— START Record list —

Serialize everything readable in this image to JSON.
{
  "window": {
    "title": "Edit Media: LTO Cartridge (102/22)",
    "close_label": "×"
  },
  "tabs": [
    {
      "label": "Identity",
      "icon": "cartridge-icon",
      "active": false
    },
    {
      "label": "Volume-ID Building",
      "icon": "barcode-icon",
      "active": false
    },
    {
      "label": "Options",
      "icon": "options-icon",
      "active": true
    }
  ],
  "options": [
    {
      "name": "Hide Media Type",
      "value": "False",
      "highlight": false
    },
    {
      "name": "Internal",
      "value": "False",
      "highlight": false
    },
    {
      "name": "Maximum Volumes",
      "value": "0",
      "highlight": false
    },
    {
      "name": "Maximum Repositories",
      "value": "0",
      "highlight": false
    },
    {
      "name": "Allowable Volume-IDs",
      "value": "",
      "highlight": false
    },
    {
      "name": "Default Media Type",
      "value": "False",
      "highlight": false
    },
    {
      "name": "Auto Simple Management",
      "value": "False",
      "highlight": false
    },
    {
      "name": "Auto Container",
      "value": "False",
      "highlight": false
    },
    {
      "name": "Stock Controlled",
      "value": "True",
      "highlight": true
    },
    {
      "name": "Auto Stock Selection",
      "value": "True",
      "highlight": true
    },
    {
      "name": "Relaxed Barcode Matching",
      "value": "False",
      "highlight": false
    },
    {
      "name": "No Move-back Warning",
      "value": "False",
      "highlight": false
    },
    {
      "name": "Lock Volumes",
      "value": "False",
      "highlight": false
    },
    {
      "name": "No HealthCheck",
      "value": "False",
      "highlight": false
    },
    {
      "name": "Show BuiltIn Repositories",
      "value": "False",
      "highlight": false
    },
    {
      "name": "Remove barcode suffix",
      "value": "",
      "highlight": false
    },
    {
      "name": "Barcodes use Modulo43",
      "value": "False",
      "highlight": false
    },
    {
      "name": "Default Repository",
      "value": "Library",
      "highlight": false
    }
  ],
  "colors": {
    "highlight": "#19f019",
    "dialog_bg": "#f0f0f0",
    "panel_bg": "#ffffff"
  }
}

— END Record list —

All entries must be repeated verbatim.

Solved exercise>
Serialize everything readable in this image to JSON.
{
  "window": {
    "title": "Edit Media: LTO Cartridge (102/22)",
    "close_label": "×"
  },
  "tabs": [
    {
      "label": "Identity",
      "icon": "cartridge-icon",
      "active": false
    },
    {
      "label": "Volume-ID Building",
      "icon": "barcode-icon",
      "active": false
    },
    {
      "label": "Options",
      "icon": "options-icon",
      "active": true
    }
  ],
  "options": [
    {
      "name": "Hide Media Type",
      "value": "False",
      "highlight": false
    },
    {
      "name": "Internal",
      "value": "False",
      "highlight": false
    },
    {
      "name": "Maximum Volumes",
      "value": "0",
      "highlight": false
    },
    {
      "name": "Maximum Repositories",
      "value": "0",
      "highlight": false
    },
    {
      "name": "Allowable Volume-IDs",
      "value": "",
      "highlight": false
    },
    {
      "name": "Default Media Type",
      "value": "False",
      "highlight": false
    },
    {
      "name": "Auto Simple Management",
      "value": "False",
      "highlight": false
    },
    {
      "name": "Auto Container",
      "value": "False",
      "highlight": false
    },
    {
      "name": "Stock Controlled",
      "value": "True",
      "highlight": true
    },
    {
      "name": "Auto Stock Selection",
      "value": "True",
      "highlight": true
    },
    {
      "name": "Relaxed Barcode Matching",
      "value": "False",
      "highlight": false
    },
    {
      "name": "No Move-back Warning",
      "value": "False",
      "highlight": false
    },
    {
      "name": "Lock Volumes",
      "value": "False",
      "highlight": false
    },
    {
      "name": "No HealthCheck",
      "value": "False",
      "highlight": false
    },
    {
      "name": "Show BuiltIn Repositories",
      "value": "False",
      "highlight": false
    },
    {
      "name": "Remove barcode suffix",
      "value": "",
      "highlight": false
    },
    {
      "name": "Barcodes use Modulo43",
      "value": "False",
      "highlight": false
    },
    {
      "name": "Default Repository",
      "value": "Library",
      "highlight": false
    }
  ],
  "colors": {
    "highlight": "#19f019",
    "dialog_bg": "#f0f0f0",
    "panel_bg": "#ffffff"
  }
}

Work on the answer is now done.